### The exercise
Return all of the entries exactly, with nothing added or left out.

== Provided data

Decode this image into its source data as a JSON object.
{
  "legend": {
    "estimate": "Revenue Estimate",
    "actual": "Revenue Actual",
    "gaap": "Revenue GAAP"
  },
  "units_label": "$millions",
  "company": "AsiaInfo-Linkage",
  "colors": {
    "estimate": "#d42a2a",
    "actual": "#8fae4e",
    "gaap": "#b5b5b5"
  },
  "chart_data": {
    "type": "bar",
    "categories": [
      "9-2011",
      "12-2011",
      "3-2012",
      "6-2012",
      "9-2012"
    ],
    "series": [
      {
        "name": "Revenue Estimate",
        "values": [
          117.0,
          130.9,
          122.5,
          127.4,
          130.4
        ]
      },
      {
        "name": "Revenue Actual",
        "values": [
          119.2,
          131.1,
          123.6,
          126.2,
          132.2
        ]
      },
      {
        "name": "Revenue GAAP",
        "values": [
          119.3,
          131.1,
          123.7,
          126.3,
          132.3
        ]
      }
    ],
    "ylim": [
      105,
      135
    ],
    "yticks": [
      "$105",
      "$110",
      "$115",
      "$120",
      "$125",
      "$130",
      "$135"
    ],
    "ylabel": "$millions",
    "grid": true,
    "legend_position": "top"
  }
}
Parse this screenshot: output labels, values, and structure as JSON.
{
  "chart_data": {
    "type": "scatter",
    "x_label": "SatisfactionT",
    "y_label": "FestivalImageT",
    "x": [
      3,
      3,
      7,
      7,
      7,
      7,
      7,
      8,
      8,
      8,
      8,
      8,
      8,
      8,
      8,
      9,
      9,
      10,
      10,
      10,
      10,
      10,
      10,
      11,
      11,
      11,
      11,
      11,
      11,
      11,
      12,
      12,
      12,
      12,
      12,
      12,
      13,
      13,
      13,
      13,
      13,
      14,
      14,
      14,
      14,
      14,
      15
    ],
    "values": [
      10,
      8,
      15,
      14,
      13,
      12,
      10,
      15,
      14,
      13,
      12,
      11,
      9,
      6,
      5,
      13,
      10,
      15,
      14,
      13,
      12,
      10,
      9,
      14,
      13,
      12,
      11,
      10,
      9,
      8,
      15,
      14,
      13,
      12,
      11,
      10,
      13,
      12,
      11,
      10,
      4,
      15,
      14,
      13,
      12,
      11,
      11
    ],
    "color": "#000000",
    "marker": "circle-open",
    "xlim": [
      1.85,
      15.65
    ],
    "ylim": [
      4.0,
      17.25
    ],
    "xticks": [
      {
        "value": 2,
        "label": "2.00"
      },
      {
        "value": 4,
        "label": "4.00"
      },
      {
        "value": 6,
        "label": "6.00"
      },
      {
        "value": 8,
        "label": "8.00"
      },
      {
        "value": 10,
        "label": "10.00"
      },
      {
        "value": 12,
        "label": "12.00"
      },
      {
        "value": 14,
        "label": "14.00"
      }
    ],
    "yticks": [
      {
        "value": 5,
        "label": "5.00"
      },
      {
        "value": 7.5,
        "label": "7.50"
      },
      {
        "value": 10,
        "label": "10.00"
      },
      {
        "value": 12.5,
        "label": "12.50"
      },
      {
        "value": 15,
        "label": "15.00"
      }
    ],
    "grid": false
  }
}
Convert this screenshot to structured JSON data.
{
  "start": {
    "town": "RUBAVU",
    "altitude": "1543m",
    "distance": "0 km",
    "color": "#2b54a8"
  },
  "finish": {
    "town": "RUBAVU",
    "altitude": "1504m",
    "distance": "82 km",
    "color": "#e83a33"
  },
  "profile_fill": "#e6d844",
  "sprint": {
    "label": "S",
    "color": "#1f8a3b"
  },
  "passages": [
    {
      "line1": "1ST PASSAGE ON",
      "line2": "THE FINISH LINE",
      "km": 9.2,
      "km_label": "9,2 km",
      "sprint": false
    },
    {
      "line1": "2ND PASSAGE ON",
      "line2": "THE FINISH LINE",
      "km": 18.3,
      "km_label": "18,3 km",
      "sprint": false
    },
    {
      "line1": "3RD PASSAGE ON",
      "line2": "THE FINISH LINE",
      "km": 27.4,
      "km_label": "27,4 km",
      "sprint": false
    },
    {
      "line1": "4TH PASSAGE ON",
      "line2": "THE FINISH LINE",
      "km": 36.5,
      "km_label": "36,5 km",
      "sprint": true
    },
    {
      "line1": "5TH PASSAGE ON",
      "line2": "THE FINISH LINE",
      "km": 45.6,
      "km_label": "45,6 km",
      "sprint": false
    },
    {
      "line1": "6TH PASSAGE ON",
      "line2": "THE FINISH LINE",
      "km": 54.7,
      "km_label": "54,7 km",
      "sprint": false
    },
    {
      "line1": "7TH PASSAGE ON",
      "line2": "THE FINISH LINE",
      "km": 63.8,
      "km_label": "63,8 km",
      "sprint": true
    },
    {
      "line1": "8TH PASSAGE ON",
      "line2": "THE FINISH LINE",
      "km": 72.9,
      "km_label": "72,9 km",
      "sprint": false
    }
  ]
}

====

### Full response
Decode this image into its source data as a JSON object.
{
  "legend": {
    "estimate": "Revenue Estimate",
    "actual": "Revenue Actual",
    "gaap": "Revenue GAAP"
  },
  "units_label": "$millions",
  "company": "AsiaInfo-Linkage",
  "colors": {
    "estimate": "#d42a2a",
    "actual": "#8fae4e",
    "gaap": "#b5b5b5"
  },
  "chart_data": {
    "type": "bar",
    "categories": [
      "9-2011",
      "12-2011",
      "3-2012",
      "6-2012",
      "9-2012"
    ],
    "series": [
      {
        "name": "Revenue Estimate",
        "values": [
          117.0,
          130.9,
          122.5,
          127.4,
          130.4
        ]
      },
      {
        "name": "Revenue Actual",
        "values": [
          119.2,
          131.1,
          123.6,
          126.2,
          132.2
        ]
      },
      {
        "name": "Revenue GAAP",
        "values": [
          119.3,
          131.1,
          123.7,
          126.3,
          132.3
        ]
      }
    ],
    "ylim": [
      105,
      135
    ],
    "yticks": [
      "$105",
      "$110",
      "$115",
      "$120",
      "$125",
      "$130",
      "$135"
    ],
    "ylabel": "$millions",
    "grid": true,
    "legend_position": "top"
  }
}
Parse this screenshot: output labels, values, and structure as JSON.
{
  "chart_data": {
    "type": "scatter",
    "x_label": "SatisfactionT",
    "y_label": "FestivalImageT",
    "x": [
      3,
      3,
      7,
      7,
      7,
      7,
      7,
      8,
      8,
      8,
      8,
      8,
      8,
      8,
      8,
      9,
      9,
      10,
      10,
      10,
      10,
      10,
      10,
      11,
      11,
      11,
      11,
      11,
      11,
      11,
      12,
      12,
      12,
      12,
      12,
      12,
      13,
      13,
      13,
      13,
      13,
      14,
      14,
      14,
      14,
      14,
      15
    ],
    "values": [
      10,
      8,
      15,
      14,
      13,
      12,
      10,
      15,
      14,
      13,
      12,
      11,
      9,
      6,
      5,
      13,
      10,
      15,
      14,
      13,
      12,
      10,
      9,
      14,
      13,
      12,
      11,
      10,
      9,
      8,
      15,
      14,
      13,
      12,
      11,
      10,
      13,
      12,
      11,
      10,
      4,
      15,
      14,
      13,
      12,
      11,
      11
    ],
    "color": "#000000",
    "marker": "circle-open",
    "xlim": [
      1.85,
      15.65
    ],
    "ylim": [
      4.0,
      17.25
    ],
    "xticks": [
      {
        "value": 2,
        "label": "2.00"
      },
      {
        "value": 4,
        "label": "4.00"
      },
      {
        "value": 6,
        "label": "6.00"
      },
      {
        "value": 8,
        "label": "8.00"
      },
      {
        "value": 10,
        "label": "10.00"
      },
      {
        "value": 12,
        "label": "12.00"
      },
      {
        "value": 14,
        "label": "14.00"
      }
    ],
    "yticks": [
      {
        "value": 5,
        "label": "5.00"
      },
      {
        "value": 7.5,
        "label": "7.50"
      },
      {
        "value": 10,
        "label": "10.00"
      },
      {
        "value": 12.5,
        "label": "12.50"
      },
      {
        "value": 15,
        "label": "15.00"
      }
    ],
    "grid": false
  }
}
Convert this screenshot to structured JSON data.
{
  "start": {
    "town": "RUBAVU",
    "altitude": "1543m",
    "distance": "0 km",
    "color": "#2b54a8"
  },
  "finish": {
    "town": "RUBAVU",
    "altitude": "1504m",
    "distance": "82 km",
    "color": "#e83a33"
  },
  "profile_fill": "#e6d844",
  "sprint": {
    "label": "S",
    "color": "#1f8a3b"
  },
  "passages": [
    {
      "line1": "1ST PASSAGE ON",
      "line2": "THE FINISH LINE",
      "km": 9.2,
      "km_label": "9,2 km",
      "sprint": false
    },
    {
      "line1": "2ND PASSAGE ON",
      "line2": "THE FINISH LINE",
      "km": 18.3,
      "km_label": "18,3 km",
      "sprint": false
    },
    {
      "line1": "3RD PASSAGE ON",
      "line2": "THE FINISH LINE",
      "km": 27.4,
      "km_label": "27,4 km",
      "sprint": false
    },
    {
      "line1": "4TH PASSAGE ON",
      "line2": "THE FINISH LINE",
      "km": 36.5,
      "km_label": "36,5 km",
      "sprint": true
    },
    {
      "line1": "5TH PASSAGE ON",
      "line2": "THE FINISH LINE",
      "km": 45.6,
      "km_label": "45,6 km",
      "sprint": false
    },
    {
      "line1": "6TH PASSAGE ON",
      "line2": "THE FINISH LINE",
      "km": 54.7,
      "km_label": "54,7 km",
      "sprint": false
    },
    {
      "line1": "7TH PASSAGE ON",
      "line2": "THE FINISH LINE",
      "km": 63.8,
      "km_label": "63,8 km",
      "sprint": true
    },
    {
      "line1": "8TH PASSAGE ON",
      "line2": "THE FINISH LINE",
      "km": 72.9,
      "km_label": "72,9 km",
      "sprint": false
    }
  ]
}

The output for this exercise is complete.